* WRITTEN EXERCISE
In the records below, pick out all lines containing the word "Dashboard".

(Saved data entries)
○ ○ ○ ○ ○ ○ ○

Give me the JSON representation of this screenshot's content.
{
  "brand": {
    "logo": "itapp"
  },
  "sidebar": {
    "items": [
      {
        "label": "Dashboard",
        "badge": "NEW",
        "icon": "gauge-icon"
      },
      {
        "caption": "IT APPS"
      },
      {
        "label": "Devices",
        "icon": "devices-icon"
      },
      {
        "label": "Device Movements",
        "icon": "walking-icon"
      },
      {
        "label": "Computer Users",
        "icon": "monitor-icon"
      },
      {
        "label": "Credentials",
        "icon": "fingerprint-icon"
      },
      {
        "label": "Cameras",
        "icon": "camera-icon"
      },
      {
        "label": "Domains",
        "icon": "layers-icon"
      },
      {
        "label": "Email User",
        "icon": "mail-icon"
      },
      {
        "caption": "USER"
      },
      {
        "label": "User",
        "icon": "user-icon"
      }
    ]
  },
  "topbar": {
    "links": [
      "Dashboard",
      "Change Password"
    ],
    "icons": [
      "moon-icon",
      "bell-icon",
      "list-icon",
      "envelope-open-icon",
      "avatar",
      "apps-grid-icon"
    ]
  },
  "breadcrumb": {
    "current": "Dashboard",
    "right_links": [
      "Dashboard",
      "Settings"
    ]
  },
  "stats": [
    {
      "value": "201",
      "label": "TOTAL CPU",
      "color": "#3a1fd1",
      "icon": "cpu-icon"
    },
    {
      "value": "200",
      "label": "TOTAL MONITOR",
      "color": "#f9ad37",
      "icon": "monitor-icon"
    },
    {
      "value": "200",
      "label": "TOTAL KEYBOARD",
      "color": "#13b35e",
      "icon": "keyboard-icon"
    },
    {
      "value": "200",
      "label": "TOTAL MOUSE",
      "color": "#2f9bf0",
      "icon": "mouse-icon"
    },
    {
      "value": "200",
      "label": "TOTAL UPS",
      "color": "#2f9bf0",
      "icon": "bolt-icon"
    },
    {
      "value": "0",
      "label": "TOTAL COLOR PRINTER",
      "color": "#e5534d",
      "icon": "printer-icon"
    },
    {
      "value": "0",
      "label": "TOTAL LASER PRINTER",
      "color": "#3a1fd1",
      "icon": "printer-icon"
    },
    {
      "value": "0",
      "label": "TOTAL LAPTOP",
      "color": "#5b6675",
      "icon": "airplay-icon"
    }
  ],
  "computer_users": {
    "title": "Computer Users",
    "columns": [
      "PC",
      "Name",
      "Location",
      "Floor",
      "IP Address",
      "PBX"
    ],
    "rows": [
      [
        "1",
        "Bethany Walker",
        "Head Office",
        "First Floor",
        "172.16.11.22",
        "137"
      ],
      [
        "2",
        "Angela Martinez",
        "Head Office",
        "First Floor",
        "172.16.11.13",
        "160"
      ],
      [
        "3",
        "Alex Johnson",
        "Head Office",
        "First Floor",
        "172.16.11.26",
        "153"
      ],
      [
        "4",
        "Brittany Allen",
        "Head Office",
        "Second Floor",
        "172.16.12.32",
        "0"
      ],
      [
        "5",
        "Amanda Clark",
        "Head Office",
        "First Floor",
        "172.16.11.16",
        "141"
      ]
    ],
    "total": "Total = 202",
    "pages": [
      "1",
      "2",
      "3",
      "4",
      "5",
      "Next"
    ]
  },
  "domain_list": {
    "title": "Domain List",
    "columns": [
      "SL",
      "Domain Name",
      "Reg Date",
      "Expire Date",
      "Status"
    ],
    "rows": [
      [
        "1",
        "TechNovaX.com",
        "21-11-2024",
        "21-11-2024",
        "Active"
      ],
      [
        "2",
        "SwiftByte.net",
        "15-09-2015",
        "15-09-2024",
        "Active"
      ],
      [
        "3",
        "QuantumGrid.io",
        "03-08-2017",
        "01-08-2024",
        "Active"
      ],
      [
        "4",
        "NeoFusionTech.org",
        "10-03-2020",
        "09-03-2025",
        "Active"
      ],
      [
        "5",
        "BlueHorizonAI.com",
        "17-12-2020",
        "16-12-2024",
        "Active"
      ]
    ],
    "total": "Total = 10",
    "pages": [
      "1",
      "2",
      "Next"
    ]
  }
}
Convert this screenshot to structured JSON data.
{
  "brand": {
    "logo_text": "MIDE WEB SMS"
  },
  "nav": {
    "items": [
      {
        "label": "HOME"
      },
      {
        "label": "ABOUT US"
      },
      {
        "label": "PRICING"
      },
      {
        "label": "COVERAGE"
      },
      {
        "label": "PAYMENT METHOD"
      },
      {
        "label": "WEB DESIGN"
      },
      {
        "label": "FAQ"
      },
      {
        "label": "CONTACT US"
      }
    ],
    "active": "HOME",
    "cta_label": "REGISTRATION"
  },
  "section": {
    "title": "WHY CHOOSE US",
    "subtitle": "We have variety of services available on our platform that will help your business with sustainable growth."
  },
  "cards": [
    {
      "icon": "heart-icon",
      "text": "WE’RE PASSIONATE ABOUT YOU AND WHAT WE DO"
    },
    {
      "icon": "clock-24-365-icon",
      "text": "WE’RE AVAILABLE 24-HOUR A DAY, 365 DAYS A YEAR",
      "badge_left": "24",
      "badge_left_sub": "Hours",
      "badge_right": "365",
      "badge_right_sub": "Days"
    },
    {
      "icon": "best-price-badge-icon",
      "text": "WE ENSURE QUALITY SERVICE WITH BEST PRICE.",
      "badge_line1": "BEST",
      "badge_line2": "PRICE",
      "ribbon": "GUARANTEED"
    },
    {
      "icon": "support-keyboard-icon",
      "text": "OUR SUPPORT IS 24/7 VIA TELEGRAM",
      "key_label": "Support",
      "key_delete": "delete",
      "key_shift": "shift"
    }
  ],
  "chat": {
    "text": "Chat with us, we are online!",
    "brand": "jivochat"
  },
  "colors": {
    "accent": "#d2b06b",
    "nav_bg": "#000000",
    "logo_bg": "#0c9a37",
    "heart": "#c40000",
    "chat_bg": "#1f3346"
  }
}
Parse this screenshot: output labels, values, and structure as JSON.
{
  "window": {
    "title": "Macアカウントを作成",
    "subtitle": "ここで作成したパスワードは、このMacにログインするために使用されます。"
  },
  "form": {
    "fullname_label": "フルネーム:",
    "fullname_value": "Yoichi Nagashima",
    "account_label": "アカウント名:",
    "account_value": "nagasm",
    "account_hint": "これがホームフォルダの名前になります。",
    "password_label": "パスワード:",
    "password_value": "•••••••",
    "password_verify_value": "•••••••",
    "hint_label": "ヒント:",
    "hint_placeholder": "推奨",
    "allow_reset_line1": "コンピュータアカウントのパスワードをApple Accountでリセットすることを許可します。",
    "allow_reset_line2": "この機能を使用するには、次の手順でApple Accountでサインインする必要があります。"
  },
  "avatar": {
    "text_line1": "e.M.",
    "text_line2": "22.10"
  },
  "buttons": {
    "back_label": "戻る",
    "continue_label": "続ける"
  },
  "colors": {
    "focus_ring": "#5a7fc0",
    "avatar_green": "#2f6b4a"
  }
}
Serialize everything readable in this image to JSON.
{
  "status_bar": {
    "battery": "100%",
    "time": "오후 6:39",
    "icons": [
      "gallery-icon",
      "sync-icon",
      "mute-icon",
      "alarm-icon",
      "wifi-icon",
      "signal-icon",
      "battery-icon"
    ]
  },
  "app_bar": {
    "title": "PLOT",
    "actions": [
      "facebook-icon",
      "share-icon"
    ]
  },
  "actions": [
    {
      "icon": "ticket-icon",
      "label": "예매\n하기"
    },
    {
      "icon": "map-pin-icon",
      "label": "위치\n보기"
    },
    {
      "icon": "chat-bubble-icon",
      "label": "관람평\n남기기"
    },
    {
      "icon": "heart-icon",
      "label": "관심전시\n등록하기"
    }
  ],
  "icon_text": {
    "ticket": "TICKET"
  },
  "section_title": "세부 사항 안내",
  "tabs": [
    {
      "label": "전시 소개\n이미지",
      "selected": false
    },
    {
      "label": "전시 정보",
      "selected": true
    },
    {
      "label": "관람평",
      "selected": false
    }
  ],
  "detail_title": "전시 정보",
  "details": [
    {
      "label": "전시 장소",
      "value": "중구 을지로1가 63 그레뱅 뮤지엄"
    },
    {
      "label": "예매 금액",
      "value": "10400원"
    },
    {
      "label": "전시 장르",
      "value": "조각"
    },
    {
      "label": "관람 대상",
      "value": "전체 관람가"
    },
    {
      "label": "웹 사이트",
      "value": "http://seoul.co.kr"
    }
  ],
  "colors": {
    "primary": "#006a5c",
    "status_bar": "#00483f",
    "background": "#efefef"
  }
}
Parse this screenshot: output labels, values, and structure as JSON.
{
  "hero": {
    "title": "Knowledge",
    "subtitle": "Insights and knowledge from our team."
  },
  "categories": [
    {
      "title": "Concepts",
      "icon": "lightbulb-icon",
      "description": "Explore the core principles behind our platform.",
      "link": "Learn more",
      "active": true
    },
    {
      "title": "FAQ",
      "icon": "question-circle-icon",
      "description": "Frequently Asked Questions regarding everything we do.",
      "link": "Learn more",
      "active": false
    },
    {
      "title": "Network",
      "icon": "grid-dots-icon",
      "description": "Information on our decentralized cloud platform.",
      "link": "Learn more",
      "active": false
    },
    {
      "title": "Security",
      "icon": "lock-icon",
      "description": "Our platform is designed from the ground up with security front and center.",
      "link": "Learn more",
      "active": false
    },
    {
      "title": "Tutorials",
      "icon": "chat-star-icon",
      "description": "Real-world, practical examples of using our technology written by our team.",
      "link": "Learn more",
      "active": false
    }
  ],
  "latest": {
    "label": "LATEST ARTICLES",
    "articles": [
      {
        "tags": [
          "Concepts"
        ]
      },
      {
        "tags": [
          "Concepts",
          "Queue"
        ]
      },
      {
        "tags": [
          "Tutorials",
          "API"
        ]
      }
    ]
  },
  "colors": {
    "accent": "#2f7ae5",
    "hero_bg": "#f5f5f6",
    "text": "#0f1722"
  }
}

○ ○ ○ ○ ○ ○ ○

* OUTPUT OF THE EXERCISE
        "label": "Dashboard",
      "Dashboard",
    "current": "Dashboard",
      "Dashboard",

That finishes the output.